| What is asked |
Output each line of the rows below as a numbered list, leaving out any blank lines.

| Available records |
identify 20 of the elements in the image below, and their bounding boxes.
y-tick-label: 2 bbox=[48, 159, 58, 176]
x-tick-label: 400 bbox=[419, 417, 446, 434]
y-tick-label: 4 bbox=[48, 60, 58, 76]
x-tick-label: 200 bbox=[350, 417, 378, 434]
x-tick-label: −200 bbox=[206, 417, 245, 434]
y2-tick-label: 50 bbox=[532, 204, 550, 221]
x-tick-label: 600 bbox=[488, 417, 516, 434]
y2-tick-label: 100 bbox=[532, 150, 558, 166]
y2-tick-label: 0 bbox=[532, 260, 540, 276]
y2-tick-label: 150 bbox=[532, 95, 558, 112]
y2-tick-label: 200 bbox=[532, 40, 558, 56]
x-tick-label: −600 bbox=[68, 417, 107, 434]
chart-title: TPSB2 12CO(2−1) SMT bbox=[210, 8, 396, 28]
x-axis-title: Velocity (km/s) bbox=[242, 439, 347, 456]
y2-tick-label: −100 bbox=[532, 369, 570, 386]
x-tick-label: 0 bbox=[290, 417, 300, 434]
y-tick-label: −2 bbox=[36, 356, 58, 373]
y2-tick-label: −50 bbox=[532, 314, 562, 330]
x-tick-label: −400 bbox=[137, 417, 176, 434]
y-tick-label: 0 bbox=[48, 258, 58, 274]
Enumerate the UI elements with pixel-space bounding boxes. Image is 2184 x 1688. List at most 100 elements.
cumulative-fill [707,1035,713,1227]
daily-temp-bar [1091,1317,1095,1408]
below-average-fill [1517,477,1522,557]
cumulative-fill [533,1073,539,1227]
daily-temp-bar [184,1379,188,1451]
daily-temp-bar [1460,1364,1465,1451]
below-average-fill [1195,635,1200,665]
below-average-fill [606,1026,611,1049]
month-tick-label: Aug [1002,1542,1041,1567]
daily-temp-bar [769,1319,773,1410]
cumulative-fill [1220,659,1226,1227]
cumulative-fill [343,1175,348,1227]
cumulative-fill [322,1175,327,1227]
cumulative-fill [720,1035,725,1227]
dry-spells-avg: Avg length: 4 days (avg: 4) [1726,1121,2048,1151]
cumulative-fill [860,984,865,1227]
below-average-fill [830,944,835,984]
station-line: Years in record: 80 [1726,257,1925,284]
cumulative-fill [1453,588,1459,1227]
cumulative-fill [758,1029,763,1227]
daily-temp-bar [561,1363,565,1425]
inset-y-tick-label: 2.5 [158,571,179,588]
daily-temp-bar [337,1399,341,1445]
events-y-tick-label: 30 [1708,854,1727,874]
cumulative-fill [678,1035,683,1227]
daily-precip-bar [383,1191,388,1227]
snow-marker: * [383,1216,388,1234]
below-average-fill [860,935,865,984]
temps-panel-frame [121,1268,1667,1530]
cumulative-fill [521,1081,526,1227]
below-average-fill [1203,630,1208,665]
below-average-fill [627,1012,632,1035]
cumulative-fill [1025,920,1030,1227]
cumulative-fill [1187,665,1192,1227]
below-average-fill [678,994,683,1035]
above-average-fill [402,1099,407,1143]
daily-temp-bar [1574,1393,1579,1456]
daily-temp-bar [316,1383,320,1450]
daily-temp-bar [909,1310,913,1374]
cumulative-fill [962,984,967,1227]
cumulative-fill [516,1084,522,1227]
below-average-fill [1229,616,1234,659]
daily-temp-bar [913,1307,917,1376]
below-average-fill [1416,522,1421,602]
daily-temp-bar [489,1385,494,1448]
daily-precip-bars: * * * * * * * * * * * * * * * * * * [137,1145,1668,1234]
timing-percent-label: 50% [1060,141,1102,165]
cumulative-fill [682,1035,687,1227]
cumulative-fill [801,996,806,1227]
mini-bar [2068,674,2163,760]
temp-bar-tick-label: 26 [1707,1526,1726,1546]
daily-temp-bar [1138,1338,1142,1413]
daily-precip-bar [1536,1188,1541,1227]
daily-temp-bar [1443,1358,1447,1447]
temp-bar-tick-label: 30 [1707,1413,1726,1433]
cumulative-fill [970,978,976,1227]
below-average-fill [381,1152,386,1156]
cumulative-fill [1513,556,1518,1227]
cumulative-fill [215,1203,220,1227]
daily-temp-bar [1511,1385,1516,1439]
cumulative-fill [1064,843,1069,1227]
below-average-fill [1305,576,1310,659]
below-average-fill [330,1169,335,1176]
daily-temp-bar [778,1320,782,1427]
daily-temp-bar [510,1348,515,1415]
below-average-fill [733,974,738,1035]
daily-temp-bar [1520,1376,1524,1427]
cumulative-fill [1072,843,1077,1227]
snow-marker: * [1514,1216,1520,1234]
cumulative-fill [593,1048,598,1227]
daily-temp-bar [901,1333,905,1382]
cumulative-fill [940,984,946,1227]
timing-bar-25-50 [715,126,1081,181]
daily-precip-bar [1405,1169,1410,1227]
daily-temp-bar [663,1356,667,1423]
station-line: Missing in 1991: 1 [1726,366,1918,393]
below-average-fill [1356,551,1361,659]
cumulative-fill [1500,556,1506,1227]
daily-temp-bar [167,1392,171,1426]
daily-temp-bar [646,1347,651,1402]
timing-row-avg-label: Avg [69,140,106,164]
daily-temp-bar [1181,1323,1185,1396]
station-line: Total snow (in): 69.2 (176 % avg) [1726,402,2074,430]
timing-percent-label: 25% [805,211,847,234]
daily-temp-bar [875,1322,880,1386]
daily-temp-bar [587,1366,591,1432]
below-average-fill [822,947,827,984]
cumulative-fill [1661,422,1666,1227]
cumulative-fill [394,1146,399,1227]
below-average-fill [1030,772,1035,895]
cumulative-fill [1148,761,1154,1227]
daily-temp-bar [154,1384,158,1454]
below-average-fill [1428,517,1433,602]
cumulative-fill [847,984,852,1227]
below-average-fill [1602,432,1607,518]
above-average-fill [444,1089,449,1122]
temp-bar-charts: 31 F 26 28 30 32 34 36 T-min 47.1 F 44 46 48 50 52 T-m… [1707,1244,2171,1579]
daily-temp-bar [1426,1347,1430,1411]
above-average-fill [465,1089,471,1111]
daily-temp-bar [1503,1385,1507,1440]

| The answer |
1. identify 20 of the elements in the image below, and their bounding boxes.
2. y-tick-label: 2 bbox=[48, 159, 58, 176]
3. x-tick-label: 400 bbox=[419, 417, 446, 434]
4. y-tick-label: 4 bbox=[48, 60, 58, 76]
5. x-tick-label: 200 bbox=[350, 417, 378, 434]
6. x-tick-label: −200 bbox=[206, 417, 245, 434]
7. y2-tick-label: 50 bbox=[532, 204, 550, 221]
8. x-tick-label: 600 bbox=[488, 417, 516, 434]
9. y2-tick-label: 100 bbox=[532, 150, 558, 166]
10. y2-tick-label: 0 bbox=[532, 260, 540, 276]
11. y2-tick-label: 150 bbox=[532, 95, 558, 112]
12. y2-tick-label: 200 bbox=[532, 40, 558, 56]
13. x-tick-label: −600 bbox=[68, 417, 107, 434]
14. chart-title: TPSB2 12CO(2−1) SMT bbox=[210, 8, 396, 28]
15. x-axis-title: Velocity (km/s) bbox=[242, 439, 347, 456]
16. y2-tick-label: −100 bbox=[532, 369, 570, 386]
17. x-tick-label: 0 bbox=[290, 417, 300, 434]
18. y-tick-label: −2 bbox=[36, 356, 58, 373]
19. y2-tick-label: −50 bbox=[532, 314, 562, 330]
20. x-tick-label: −400 bbox=[137, 417, 176, 434]
21. y-tick-label: 0 bbox=[48, 258, 58, 274]
22. Enumerate the UI elements with pixel-space bounding boxes. Image is 2184 x 1688. List at most 100 elements.
23. cumulative-fill [707,1035,713,1227]
24. daily-temp-bar [1091,1317,1095,1408]
25. below-average-fill [1517,477,1522,557]
26. cumulative-fill [533,1073,539,1227]
27. daily-temp-bar [184,1379,188,1451]
28. daily-temp-bar [1460,1364,1465,1451]
29. below-average-fill [1195,635,1200,665]
30. below-average-fill [606,1026,611,1049]
31. month-tick-label: Aug [1002,1542,1041,1567]
32. daily-temp-bar [769,1319,773,1410]
33. cumulative-fill [1220,659,1226,1227]
34. cumulative-fill [343,1175,348,1227]
35. cumulative-fill [322,1175,327,1227]
36. cumulative-fill [720,1035,725,1227]
37. dry-spells-avg: Avg length: 4 days (avg: 4) [1726,1121,2048,1151]
38. cumulative-fill [860,984,865,1227]
39. below-average-fill [830,944,835,984]
40. station-line: Years in record: 80 [1726,257,1925,284]
41. cumulative-fill [1453,588,1459,1227]
42. cumulative-fill [758,1029,763,1227]
43. daily-temp-bar [561,1363,565,1425]
44. inset-y-tick-label: 2.5 [158,571,179,588]
45. daily-temp-bar [337,1399,341,1445]
46. events-y-tick-label: 30 [1708,854,1727,874]
47. cumulative-fill [678,1035,683,1227]
48. daily-precip-bar [383,1191,388,1227]
49. snow-marker: * [383,1216,388,1234]
50. below-average-fill [860,935,865,984]
51. temps-panel-frame [121,1268,1667,1530]
52. cumulative-fill [521,1081,526,1227]
53. below-average-fill [1203,630,1208,665]
54. below-average-fill [627,1012,632,1035]
55. cumulative-fill [1025,920,1030,1227]
56. cumulative-fill [1187,665,1192,1227]
57. below-average-fill [678,994,683,1035]
58. above-average-fill [402,1099,407,1143]
59. daily-temp-bar [1574,1393,1579,1456]
60. daily-temp-bar [316,1383,320,1450]
61. daily-temp-bar [909,1310,913,1374]
62. cumulative-fill [962,984,967,1227]
63. cumulative-fill [516,1084,522,1227]
64. below-average-fill [1229,616,1234,659]
65. daily-temp-bar [913,1307,917,1376]
66. below-average-fill [1416,522,1421,602]
67. daily-temp-bar [489,1385,494,1448]
68. daily-precip-bars: * * * * * * * * * * * * * * * * * * [137,1145,1668,1234]
69. timing-percent-label: 50% [1060,141,1102,165]
70. cumulative-fill [682,1035,687,1227]
71. cumulative-fill [801,996,806,1227]
72. mini-bar [2068,674,2163,760]
73. temp-bar-tick-label: 26 [1707,1526,1726,1546]
74. daily-temp-bar [1138,1338,1142,1413]
75. daily-precip-bar [1536,1188,1541,1227]
76. daily-temp-bar [1443,1358,1447,1447]
77. temp-bar-tick-label: 30 [1707,1413,1726,1433]
78. cumulative-fill [970,978,976,1227]
79. below-average-fill [381,1152,386,1156]
80. cumulative-fill [1513,556,1518,1227]
81. cumulative-fill [215,1203,220,1227]
82. daily-temp-bar [1511,1385,1516,1439]
83. cumulative-fill [1064,843,1069,1227]
84. below-average-fill [1305,576,1310,659]
85. below-average-fill [330,1169,335,1176]
86. daily-temp-bar [778,1320,782,1427]
87. daily-temp-bar [510,1348,515,1415]
88. below-average-fill [733,974,738,1035]
89. daily-temp-bar [1520,1376,1524,1427]
90. cumulative-fill [1072,843,1077,1227]
91. snow-marker: * [1514,1216,1520,1234]
92. cumulative-fill [593,1048,598,1227]
93. daily-temp-bar [901,1333,905,1382]
94. cumulative-fill [940,984,946,1227]
95. timing-bar-25-50 [715,126,1081,181]
96. daily-precip-bar [1405,1169,1410,1227]
97. daily-temp-bar [663,1356,667,1423]
98. station-line: Missing in 1991: 1 [1726,366,1918,393]
99. below-average-fill [1356,551,1361,659]
100. cumulative-fill [1500,556,1506,1227]
101. daily-temp-bar [167,1392,171,1426]
102. daily-temp-bar [646,1347,651,1402]
103. timing-row-avg-label: Avg [69,140,106,164]
104. daily-temp-bar [1181,1323,1185,1396]
105. station-line: Total snow (in): 69.2 (176 % avg) [1726,402,2074,430]
106. timing-percent-label: 25% [805,211,847,234]
107. daily-temp-bar [875,1322,880,1386]
108. daily-temp-bar [587,1366,591,1432]
109. below-average-fill [822,947,827,984]
110. cumulative-fill [1661,422,1666,1227]
111. cumulative-fill [394,1146,399,1227]
112. below-average-fill [1030,772,1035,895]
113. cumulative-fill [1148,761,1154,1227]
114. daily-temp-bar [154,1384,158,1454]
115. below-average-fill [1428,517,1433,602]
116. cumulative-fill [847,984,852,1227]
117. below-average-fill [1602,432,1607,518]
118. above-average-fill [444,1089,449,1122]
119. temp-bar-charts: 31 F 26 28 30 32 34 36 T-min 47.1 F 44 46 48 50 52 T-m… [1707,1244,2171,1579]
120. daily-temp-bar [1426,1347,1430,1411]
121. above-average-fill [465,1089,471,1111]
122. daily-temp-bar [1503,1385,1507,1440]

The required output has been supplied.